## start TASK MATERIAL

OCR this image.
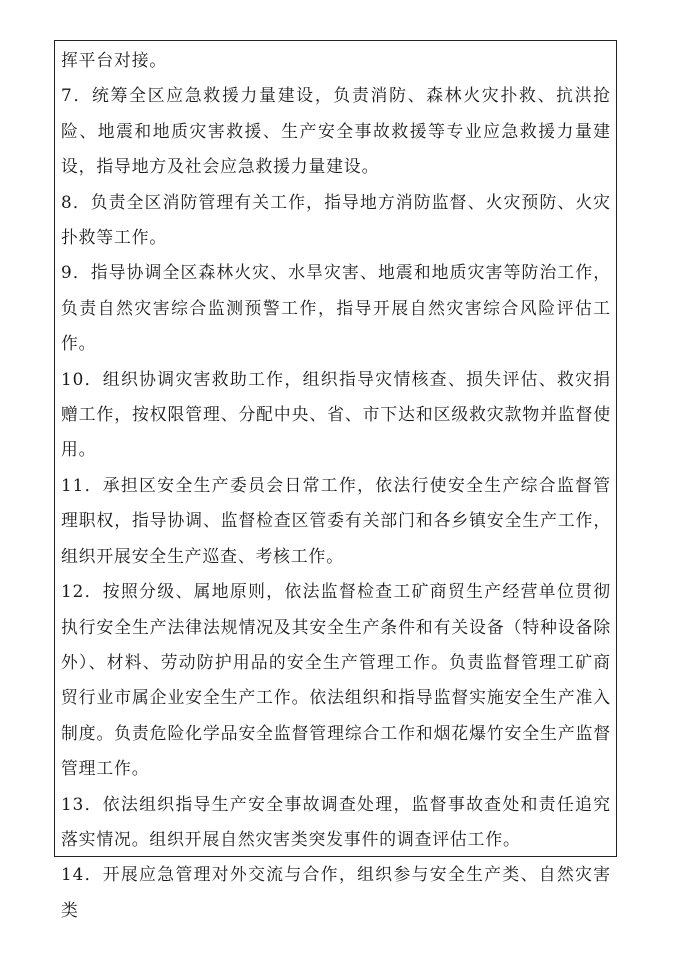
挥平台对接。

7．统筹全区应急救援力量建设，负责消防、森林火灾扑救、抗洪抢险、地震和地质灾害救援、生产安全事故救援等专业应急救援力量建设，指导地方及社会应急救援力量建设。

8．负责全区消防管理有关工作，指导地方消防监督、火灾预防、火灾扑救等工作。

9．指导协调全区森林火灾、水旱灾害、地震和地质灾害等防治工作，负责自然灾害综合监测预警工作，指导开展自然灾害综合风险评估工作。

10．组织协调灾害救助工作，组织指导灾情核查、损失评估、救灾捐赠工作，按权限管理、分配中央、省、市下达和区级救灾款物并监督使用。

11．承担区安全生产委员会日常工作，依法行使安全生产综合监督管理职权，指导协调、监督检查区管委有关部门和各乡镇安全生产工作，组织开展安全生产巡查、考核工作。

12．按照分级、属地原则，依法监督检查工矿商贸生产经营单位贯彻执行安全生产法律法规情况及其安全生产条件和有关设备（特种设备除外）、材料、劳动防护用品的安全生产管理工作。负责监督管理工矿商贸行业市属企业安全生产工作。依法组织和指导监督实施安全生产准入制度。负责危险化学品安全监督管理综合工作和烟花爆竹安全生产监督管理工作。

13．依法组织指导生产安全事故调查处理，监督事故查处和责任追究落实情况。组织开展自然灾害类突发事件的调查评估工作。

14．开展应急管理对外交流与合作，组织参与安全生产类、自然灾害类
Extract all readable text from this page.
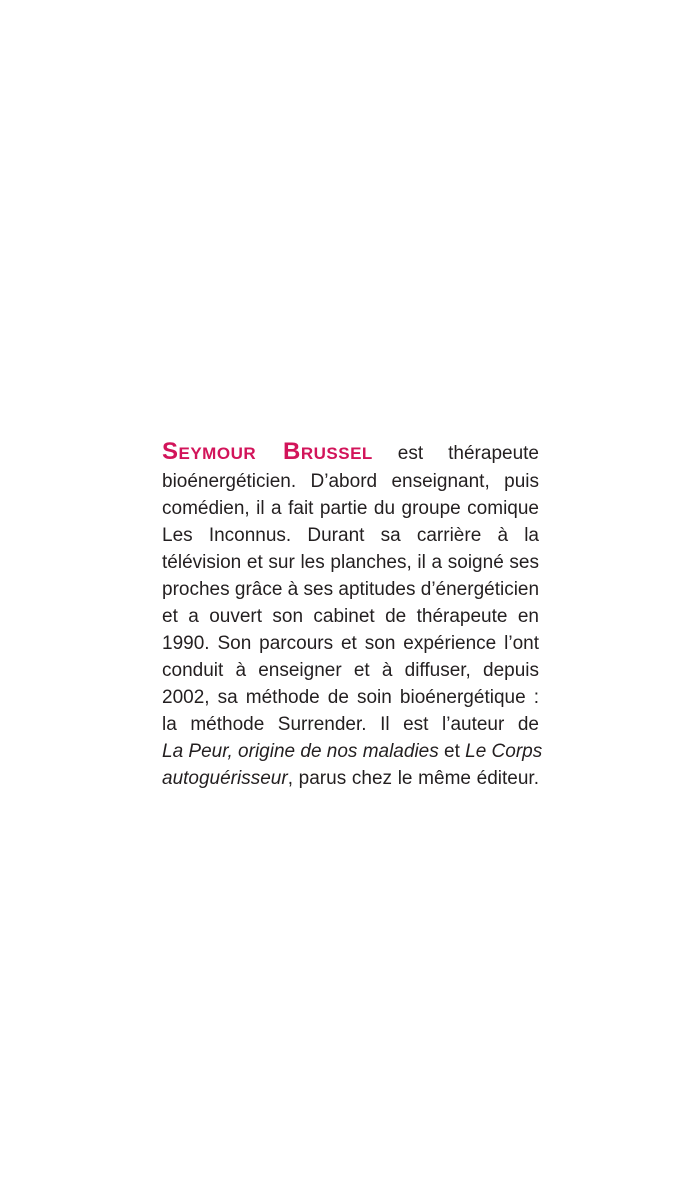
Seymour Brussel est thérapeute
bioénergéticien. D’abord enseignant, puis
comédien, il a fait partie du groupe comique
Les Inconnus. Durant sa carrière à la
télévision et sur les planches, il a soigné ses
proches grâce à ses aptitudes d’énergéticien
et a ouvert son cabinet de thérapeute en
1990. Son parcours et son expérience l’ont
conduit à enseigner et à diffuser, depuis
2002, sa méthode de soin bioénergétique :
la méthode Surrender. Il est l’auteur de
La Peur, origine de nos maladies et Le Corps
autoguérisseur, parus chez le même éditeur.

## end TASK MATERIAL
## start TASK MATERIAL

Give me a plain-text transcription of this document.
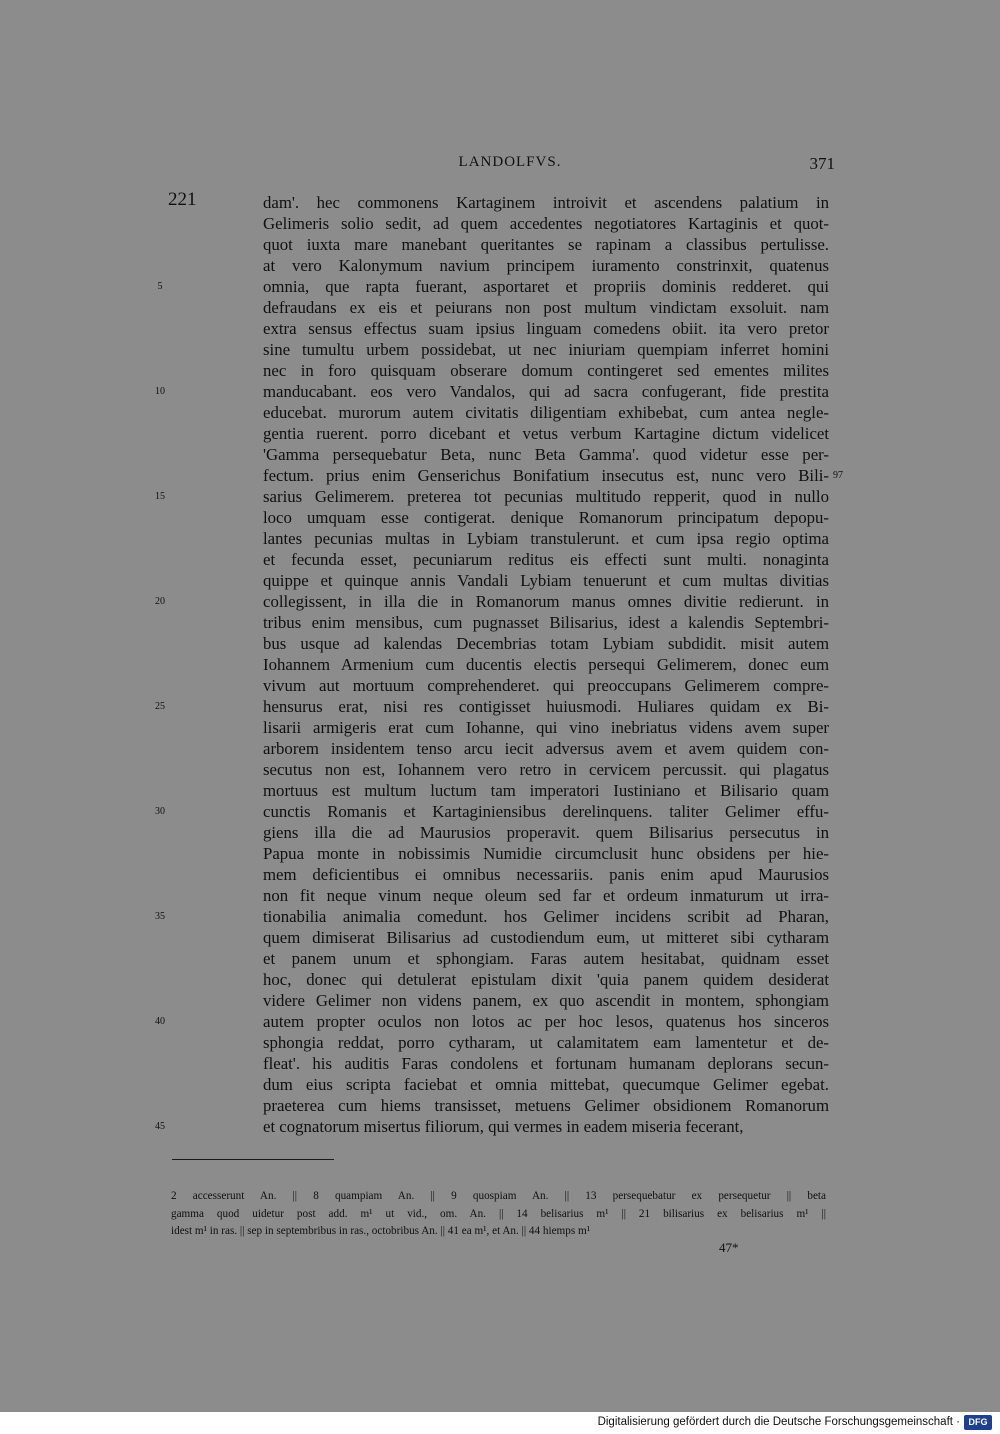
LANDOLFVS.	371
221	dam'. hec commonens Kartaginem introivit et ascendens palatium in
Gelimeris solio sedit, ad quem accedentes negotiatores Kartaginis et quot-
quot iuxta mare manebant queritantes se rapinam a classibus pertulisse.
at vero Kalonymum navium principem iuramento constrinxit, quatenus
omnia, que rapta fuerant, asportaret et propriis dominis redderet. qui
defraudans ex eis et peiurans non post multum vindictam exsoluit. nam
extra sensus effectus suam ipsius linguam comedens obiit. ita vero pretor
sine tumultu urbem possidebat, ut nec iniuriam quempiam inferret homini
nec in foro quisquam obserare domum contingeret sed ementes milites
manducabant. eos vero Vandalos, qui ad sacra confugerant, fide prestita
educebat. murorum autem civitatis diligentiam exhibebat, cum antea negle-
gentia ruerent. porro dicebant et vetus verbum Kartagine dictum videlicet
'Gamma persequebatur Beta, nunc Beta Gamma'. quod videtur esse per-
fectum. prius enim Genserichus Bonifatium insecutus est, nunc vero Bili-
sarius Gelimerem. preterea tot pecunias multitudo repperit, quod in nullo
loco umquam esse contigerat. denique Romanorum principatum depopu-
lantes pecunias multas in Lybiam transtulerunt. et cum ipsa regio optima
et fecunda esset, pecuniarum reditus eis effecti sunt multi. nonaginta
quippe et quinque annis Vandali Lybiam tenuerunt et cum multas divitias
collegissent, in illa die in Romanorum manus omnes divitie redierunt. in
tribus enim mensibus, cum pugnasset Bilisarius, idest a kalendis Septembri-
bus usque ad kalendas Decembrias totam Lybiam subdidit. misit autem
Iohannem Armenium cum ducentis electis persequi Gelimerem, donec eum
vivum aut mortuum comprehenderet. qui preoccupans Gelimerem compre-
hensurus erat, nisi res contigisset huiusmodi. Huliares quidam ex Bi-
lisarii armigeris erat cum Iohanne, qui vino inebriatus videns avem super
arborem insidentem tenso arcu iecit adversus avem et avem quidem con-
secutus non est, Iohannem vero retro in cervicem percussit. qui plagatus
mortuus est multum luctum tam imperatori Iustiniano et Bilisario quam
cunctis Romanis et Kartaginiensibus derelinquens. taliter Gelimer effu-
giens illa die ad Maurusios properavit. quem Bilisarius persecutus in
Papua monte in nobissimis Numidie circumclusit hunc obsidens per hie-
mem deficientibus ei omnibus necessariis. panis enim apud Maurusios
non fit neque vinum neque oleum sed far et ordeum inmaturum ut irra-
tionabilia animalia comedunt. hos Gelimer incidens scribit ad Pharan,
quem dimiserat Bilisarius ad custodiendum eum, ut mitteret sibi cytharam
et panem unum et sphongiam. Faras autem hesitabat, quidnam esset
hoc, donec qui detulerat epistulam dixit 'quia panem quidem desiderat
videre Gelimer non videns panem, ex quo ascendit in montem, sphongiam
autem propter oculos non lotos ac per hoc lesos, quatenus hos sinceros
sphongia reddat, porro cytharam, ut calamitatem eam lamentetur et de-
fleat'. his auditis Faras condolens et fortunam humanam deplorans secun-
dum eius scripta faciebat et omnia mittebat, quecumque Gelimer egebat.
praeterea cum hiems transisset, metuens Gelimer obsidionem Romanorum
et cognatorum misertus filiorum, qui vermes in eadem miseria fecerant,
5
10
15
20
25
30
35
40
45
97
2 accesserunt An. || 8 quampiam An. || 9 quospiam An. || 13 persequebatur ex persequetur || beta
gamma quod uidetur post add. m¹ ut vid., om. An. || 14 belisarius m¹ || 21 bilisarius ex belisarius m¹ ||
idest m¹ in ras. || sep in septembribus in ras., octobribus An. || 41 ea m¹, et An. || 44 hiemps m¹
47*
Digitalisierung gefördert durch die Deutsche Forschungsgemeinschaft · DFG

## end TASK MATERIAL

- **GIVEN REQUEST**: Collect each line above holding the string "Lybiam".

- **ANSWER**:
lantes pecunias multas in Lybiam transtulerunt. et cum ipsa regio optima
quippe et quinque annis Vandali Lybiam tenuerunt et cum multas divitias
bus usque ad kalendas Decembrias totam Lybiam subdidit. misit autem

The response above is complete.